* [Exercise]: State how many lines in the listing below include the word "verified", and add nothing besides the number.

(Dataset records)
____

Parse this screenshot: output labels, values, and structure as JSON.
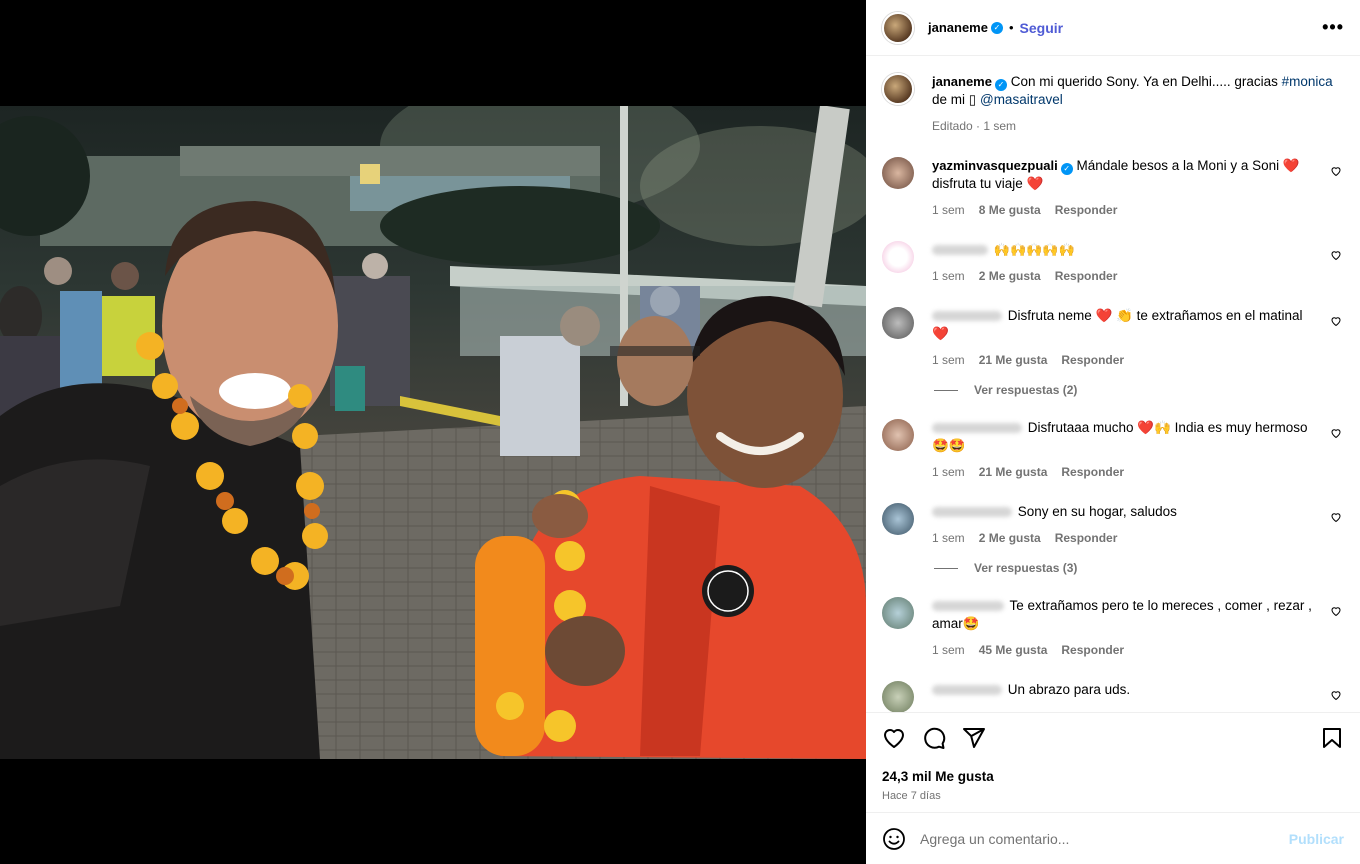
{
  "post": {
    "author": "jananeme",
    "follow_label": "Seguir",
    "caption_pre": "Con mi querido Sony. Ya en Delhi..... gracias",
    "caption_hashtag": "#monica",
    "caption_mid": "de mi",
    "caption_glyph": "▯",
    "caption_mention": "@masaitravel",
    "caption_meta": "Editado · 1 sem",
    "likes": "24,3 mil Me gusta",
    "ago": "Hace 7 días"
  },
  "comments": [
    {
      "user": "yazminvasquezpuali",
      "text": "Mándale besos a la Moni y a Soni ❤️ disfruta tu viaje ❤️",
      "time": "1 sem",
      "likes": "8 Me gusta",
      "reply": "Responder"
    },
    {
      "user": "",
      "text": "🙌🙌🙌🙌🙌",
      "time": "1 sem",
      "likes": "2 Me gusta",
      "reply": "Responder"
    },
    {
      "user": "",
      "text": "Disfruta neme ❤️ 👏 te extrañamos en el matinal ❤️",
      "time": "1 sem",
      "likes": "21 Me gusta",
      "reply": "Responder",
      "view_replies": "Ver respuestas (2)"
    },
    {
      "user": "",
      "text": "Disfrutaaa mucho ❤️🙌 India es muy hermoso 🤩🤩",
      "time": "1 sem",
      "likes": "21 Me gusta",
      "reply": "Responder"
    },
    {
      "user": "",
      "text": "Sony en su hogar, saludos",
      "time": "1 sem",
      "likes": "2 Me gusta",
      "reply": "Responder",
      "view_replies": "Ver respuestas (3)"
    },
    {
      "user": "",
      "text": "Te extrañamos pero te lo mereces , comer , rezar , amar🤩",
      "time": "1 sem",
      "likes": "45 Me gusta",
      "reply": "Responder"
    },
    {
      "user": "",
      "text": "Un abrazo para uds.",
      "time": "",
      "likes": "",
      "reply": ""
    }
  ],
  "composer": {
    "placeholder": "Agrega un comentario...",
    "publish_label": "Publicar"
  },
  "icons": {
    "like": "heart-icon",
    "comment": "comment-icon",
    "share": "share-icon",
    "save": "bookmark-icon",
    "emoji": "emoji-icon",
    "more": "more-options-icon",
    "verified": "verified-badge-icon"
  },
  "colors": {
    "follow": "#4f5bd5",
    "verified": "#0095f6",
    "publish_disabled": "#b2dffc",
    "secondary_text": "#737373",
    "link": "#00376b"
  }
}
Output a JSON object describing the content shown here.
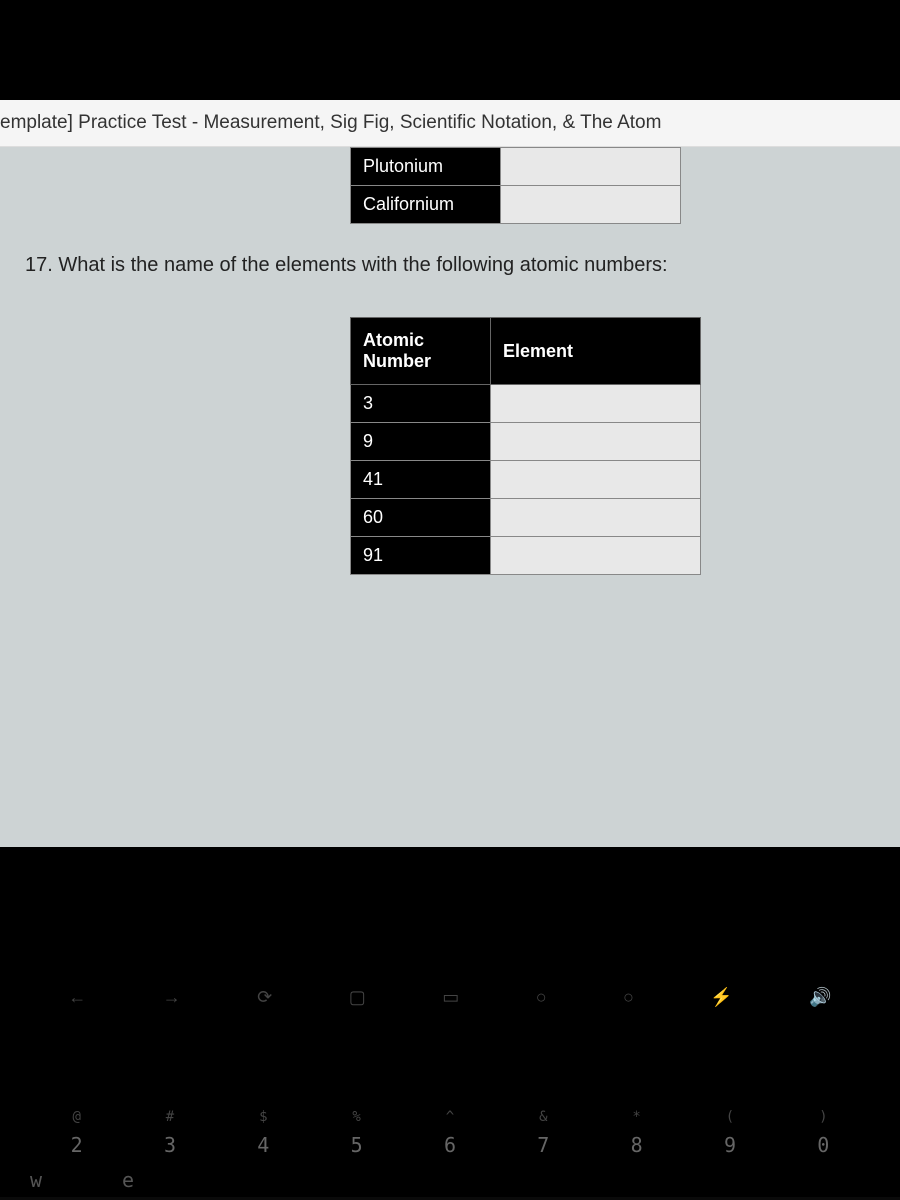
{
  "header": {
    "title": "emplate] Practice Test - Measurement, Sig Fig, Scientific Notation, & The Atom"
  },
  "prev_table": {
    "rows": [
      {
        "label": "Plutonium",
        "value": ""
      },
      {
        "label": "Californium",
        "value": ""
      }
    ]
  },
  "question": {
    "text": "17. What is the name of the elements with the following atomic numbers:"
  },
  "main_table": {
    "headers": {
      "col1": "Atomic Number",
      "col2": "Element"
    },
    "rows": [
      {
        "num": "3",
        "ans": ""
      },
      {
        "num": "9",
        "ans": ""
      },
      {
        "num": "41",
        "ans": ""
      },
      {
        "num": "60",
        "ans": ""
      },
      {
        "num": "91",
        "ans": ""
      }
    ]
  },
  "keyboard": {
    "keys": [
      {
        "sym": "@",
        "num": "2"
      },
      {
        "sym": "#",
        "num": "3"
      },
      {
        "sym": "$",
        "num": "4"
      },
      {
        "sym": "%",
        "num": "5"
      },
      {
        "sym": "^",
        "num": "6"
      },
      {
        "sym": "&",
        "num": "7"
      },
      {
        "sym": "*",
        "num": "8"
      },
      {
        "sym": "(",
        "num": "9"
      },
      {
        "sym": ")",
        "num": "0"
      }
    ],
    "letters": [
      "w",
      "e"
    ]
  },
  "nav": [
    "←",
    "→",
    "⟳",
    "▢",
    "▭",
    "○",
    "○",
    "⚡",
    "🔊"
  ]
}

____

* [Solution to the problem]: 2